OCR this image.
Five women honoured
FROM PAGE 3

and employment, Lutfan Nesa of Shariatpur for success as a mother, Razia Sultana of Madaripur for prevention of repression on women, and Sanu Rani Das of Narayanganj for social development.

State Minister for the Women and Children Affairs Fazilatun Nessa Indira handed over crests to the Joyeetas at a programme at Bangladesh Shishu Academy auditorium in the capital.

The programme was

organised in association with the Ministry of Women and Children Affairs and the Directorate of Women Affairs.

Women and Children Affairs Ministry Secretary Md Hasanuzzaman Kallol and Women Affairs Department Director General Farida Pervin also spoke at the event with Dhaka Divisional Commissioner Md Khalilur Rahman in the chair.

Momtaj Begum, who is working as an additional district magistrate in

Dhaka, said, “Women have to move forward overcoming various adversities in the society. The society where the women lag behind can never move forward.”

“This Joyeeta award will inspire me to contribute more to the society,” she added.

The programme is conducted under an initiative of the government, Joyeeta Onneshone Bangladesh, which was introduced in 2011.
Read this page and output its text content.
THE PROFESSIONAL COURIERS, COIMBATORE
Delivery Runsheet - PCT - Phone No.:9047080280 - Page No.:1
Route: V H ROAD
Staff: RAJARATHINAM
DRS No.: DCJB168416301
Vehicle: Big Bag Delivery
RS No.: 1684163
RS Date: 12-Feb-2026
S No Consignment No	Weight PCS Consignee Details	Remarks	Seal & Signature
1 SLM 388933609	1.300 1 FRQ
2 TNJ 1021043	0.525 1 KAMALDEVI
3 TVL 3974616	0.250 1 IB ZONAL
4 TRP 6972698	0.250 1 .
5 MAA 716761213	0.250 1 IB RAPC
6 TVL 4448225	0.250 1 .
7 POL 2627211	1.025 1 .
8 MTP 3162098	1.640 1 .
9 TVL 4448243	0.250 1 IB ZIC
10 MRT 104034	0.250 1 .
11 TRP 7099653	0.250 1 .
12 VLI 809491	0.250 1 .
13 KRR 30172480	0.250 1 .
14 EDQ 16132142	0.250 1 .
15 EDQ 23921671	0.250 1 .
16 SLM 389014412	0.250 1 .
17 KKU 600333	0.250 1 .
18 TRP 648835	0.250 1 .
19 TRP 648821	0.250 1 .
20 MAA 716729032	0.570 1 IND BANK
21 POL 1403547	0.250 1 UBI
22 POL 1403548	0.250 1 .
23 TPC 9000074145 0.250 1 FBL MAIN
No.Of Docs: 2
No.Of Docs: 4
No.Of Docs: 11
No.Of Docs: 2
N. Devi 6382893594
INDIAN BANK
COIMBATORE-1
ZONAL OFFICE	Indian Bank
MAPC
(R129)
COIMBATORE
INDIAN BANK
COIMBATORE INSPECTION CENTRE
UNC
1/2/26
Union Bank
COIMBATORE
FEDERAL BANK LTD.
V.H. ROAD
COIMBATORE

» **Directive**:
Repeat the material above in full, quoting it exactly.

» **Response to this task**:
OCR this image.
Five women honoured
FROM PAGE 3

and employment, Lutfan Nesa of Shariatpur for success as a mother, Razia Sultana of Madaripur for prevention of repression on women, and Sanu Rani Das of Narayanganj for social development.

State Minister for the Women and Children Affairs Fazilatun Nessa Indira handed over crests to the Joyeetas at a programme at Bangladesh Shishu Academy auditorium in the capital.

The programme was

organised in association with the Ministry of Women and Children Affairs and the Directorate of Women Affairs.

Women and Children Affairs Ministry Secretary Md Hasanuzzaman Kallol and Women Affairs Department Director General Farida Pervin also spoke at the event with Dhaka Divisional Commissioner Md Khalilur Rahman in the chair.

Momtaj Begum, who is working as an additional district magistrate in

Dhaka, said, “Women have to move forward overcoming various adversities in the society. The society where the women lag behind can never move forward.”

“This Joyeeta award will inspire me to contribute more to the society,” she added.

The programme is conducted under an initiative of the government, Joyeeta Onneshone Bangladesh, which was introduced in 2011.
Read this page and output its text content.
THE PROFESSIONAL COURIERS, COIMBATORE
Delivery Runsheet - PCT - Phone No.:9047080280 - Page No.:1
Route: V H ROAD
Staff: RAJARATHINAM
DRS No.: DCJB168416301
Vehicle: Big Bag Delivery
RS No.: 1684163
RS Date: 12-Feb-2026
S No Consignment No	Weight PCS Consignee Details	Remarks	Seal & Signature
1 SLM 388933609	1.300 1 FRQ
2 TNJ 1021043	0.525 1 KAMALDEVI
3 TVL 3974616	0.250 1 IB ZONAL
4 TRP 6972698	0.250 1 .
5 MAA 716761213	0.250 1 IB RAPC
6 TVL 4448225	0.250 1 .
7 POL 2627211	1.025 1 .
8 MTP 3162098	1.640 1 .
9 TVL 4448243	0.250 1 IB ZIC
10 MRT 104034	0.250 1 .
11 TRP 7099653	0.250 1 .
12 VLI 809491	0.250 1 .
13 KRR 30172480	0.250 1 .
14 EDQ 16132142	0.250 1 .
15 EDQ 23921671	0.250 1 .
16 SLM 389014412	0.250 1 .
17 KKU 600333	0.250 1 .
18 TRP 648835	0.250 1 .
19 TRP 648821	0.250 1 .
20 MAA 716729032	0.570 1 IND BANK
21 POL 1403547	0.250 1 UBI
22 POL 1403548	0.250 1 .
23 TPC 9000074145 0.250 1 FBL MAIN
No.Of Docs: 2
No.Of Docs: 4
No.Of Docs: 11
No.Of Docs: 2
N. Devi 6382893594
INDIAN BANK
COIMBATORE-1
ZONAL OFFICE	Indian Bank
MAPC
(R129)
COIMBATORE
INDIAN BANK
COIMBATORE INSPECTION CENTRE
UNC
1/2/26
Union Bank
COIMBATORE
FEDERAL BANK LTD.
V.H. ROAD
COIMBATORE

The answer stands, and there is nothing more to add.